Start of TEXT UNDER STUDY
Murray Valley Encephalitis

CPD
4m

Published: 21 October 2020

The Murray Valley encephalitis virus was first isolated in an epidemic in 1951 (DoH 2013).

Earlier epidemics in 1917 (114 cases), 1918 (67 cases) and 1925 (10 cases) were probably also due to the virus (Russell & Doggett n.d.). In 1974, the only Australia-wide outbreak occurred, involving 58 cases of encephalitis and resulting in about 20% of cases dying (DoH 2013; Russell & Doggett n.d.). Since then, there have been very few cases (DoH 2013).

The virus is endemic in Northern Australia (northern Western Australia and the top of the Northern Territory), but rarely affects humans (SA Health 2020).

The occasional spread to the southern states occurs during times of heavy rainfall during the summer monsoon season via seasonal flooding of the Murray-Darling river system (Russell & Doggett n.d.).

Transmission of Murray Valley Encephalitis

People contract the virus by being bitten by an infected mosquito. The common banded mosquito, Culex annulirostris, is the usual culprit. You can find this mosquito (or it can find you) throughout Australia (QLD DoH 2017).

It breeds in freshwater in spring, summer and autumn. It likes surface pools, rivers, natural wetlands and irrigation waters, but also enjoys backyards. It is especially common in the Murray-Darling river basin in summer (NSW DoH 2016).

Why then does Murray Valley encephalitis only occur at odd intervals in the Murray-Darling basin?

The reason is that the mosquito can only be infected by biting an infected water bird, usually a heron or egret. These birds migrate into flooded areas, often by the thousands (NSW DoH 2016; Russell & Doggett n.d.).

Other animals including non-water birds, kangaroos and horses can be infected but cannot pass the infection on to humans (NSW DoH 2016).

In New South Wales, advantage is taken of the fact that chickens can be infected by maintaining ‘sentinel flocks’. These are bled periodically, and if the virus is detected, the panic button is pushed (NSW DoH 2016).

Epidemics in horses occasionally occur, but it is unknown what exactly this means for humans. The disease in horses usually shows up as depression, incoordination and other neurological signs (DoH 2013; Oke 2015).

Murray Valley Encephalitis transmitted by mosquito

If you have lived in an area affected by Murray Valley encephalitis for a long time, you will probably have at least some immunity to the virus. If you are a visitor or recent arrival and go bushwalking, boating, fishing, bird-watching or camping near swamps, lagoons, dams or temporary pools of water near grassy areas, you must be especially careful. Babies and children are also at increased risk, as they will have not lived for long enough to gain natural immunity (QLD DoH 2017).
End of TEXT UNDER STUDY
Start of RECORDS SHOWN
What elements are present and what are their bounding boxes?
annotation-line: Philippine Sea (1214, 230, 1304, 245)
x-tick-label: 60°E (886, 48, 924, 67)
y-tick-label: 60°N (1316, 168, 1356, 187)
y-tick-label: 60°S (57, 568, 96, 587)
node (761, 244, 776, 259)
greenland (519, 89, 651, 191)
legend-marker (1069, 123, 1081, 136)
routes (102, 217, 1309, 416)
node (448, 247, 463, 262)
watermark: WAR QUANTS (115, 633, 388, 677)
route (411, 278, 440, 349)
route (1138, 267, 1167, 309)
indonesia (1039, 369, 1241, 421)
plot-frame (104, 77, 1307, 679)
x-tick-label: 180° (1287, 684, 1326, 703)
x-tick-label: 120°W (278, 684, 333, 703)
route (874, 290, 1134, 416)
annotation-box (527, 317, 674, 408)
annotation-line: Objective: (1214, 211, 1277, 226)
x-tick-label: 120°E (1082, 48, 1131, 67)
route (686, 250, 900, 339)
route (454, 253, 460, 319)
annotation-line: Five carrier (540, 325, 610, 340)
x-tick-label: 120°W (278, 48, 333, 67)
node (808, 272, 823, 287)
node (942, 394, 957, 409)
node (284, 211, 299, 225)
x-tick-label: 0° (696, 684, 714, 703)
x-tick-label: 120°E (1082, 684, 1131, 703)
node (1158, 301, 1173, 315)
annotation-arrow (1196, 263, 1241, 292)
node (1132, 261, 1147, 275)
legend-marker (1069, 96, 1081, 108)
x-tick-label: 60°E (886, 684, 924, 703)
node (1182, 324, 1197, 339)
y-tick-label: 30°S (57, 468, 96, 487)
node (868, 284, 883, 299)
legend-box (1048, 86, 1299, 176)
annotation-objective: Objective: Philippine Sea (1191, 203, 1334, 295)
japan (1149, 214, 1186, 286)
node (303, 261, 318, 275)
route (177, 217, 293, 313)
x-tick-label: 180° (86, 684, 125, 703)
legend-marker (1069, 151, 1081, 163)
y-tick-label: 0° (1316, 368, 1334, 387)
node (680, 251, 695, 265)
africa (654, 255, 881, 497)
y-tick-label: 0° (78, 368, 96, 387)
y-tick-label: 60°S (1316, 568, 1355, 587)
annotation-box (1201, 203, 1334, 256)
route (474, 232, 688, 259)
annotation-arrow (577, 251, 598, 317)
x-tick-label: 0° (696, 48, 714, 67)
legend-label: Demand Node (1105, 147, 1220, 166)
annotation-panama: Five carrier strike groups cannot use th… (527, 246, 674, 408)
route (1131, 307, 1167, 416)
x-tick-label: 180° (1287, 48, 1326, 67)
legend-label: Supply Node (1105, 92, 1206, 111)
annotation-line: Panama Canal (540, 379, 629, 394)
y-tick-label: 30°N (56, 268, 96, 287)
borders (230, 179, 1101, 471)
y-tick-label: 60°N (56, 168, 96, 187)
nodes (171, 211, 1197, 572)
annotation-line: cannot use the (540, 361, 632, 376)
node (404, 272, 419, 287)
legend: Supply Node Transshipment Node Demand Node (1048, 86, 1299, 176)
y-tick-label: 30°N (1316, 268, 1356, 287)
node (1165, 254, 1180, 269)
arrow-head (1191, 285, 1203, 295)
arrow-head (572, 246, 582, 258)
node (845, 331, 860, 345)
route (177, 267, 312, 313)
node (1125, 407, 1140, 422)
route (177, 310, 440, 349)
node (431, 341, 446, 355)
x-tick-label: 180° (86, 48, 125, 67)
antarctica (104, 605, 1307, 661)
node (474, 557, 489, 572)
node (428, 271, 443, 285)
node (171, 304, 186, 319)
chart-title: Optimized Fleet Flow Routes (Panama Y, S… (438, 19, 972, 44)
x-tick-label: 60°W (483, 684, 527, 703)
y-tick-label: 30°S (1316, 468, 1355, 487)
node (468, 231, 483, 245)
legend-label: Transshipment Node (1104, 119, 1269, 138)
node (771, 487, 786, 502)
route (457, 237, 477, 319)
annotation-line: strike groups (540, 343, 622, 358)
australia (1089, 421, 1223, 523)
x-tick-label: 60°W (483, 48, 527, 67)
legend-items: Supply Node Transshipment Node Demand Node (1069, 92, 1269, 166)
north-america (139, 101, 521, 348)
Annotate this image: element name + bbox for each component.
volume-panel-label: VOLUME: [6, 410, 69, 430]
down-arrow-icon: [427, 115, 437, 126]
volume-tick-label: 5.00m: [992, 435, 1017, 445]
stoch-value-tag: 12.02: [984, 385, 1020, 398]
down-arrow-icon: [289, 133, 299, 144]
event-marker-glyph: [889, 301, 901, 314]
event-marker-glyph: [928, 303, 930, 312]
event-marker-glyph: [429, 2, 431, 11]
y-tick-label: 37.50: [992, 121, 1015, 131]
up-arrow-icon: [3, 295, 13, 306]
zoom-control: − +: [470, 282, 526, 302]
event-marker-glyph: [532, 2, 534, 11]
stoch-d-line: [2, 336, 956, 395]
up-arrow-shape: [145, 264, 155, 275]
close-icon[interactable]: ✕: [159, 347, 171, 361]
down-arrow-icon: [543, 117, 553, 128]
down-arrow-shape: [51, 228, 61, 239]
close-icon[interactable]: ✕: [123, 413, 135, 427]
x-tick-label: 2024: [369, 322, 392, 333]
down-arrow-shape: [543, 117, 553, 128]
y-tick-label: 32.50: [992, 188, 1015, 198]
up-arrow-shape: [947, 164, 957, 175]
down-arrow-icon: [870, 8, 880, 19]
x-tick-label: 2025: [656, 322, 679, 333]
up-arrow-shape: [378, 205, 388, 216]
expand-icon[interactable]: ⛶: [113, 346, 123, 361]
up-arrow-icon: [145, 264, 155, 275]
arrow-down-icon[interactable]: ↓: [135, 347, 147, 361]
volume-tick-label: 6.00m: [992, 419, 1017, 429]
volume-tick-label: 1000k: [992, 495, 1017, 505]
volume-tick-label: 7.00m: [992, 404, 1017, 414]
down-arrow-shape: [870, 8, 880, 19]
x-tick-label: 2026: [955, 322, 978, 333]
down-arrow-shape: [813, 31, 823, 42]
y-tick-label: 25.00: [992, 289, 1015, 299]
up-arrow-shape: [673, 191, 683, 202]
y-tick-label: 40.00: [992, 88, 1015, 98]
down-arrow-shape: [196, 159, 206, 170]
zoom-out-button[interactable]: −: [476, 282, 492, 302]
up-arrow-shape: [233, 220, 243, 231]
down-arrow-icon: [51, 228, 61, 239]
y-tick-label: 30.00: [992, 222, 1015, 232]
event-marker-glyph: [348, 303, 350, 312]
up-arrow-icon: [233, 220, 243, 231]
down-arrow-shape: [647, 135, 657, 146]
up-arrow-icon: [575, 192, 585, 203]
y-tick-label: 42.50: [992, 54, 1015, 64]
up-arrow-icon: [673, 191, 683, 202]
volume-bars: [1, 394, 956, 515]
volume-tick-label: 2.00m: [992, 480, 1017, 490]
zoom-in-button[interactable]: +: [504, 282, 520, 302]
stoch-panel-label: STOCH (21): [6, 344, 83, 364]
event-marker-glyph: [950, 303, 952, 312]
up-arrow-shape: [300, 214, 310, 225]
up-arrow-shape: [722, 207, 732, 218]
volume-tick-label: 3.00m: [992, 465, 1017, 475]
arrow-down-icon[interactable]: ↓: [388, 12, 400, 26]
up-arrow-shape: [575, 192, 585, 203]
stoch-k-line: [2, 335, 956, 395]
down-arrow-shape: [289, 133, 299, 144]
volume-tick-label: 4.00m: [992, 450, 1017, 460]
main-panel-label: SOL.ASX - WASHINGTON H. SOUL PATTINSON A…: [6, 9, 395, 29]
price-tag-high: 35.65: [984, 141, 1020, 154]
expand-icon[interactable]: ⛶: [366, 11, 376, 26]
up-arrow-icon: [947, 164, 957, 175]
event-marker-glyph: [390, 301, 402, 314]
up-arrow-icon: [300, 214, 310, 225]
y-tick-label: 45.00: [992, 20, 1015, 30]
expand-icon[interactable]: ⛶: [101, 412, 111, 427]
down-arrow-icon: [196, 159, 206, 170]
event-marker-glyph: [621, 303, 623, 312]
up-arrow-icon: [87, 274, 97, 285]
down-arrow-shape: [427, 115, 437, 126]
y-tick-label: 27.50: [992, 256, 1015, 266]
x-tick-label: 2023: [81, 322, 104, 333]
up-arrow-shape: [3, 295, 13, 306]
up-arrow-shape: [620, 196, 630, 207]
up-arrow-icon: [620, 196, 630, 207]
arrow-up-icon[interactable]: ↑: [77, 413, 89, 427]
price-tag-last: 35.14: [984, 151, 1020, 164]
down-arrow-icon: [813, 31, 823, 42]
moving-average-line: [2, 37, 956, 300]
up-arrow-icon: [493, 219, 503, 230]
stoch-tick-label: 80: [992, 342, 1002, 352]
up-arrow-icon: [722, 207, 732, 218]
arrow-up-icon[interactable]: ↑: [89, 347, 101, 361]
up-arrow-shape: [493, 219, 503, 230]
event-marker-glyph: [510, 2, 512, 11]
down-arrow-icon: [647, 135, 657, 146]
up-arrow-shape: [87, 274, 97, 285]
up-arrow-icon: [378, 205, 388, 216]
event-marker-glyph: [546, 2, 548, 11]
End of RECORDS SHOWN
Update the part of the Murray Valley encephalitis text that begins at the words "People contract the" and stops after "summer (NSW DoH 2016).", putting "gardens" in place of "backyards".

People contract the virus by being bitten by an infected mosquito. The common banded mosquito, Culex annulirostris, is the usual culprit. You can find this mosquito (or it can find you) throughout Australia (QLD DoH 2017).

It breeds in freshwater in spring, summer and autumn. It likes surface pools, rivers, natural wetlands and irrigation waters, but also enjoys gardens. It is especially common in the Murray-Darling river basin in summer (NSW DoH 2016).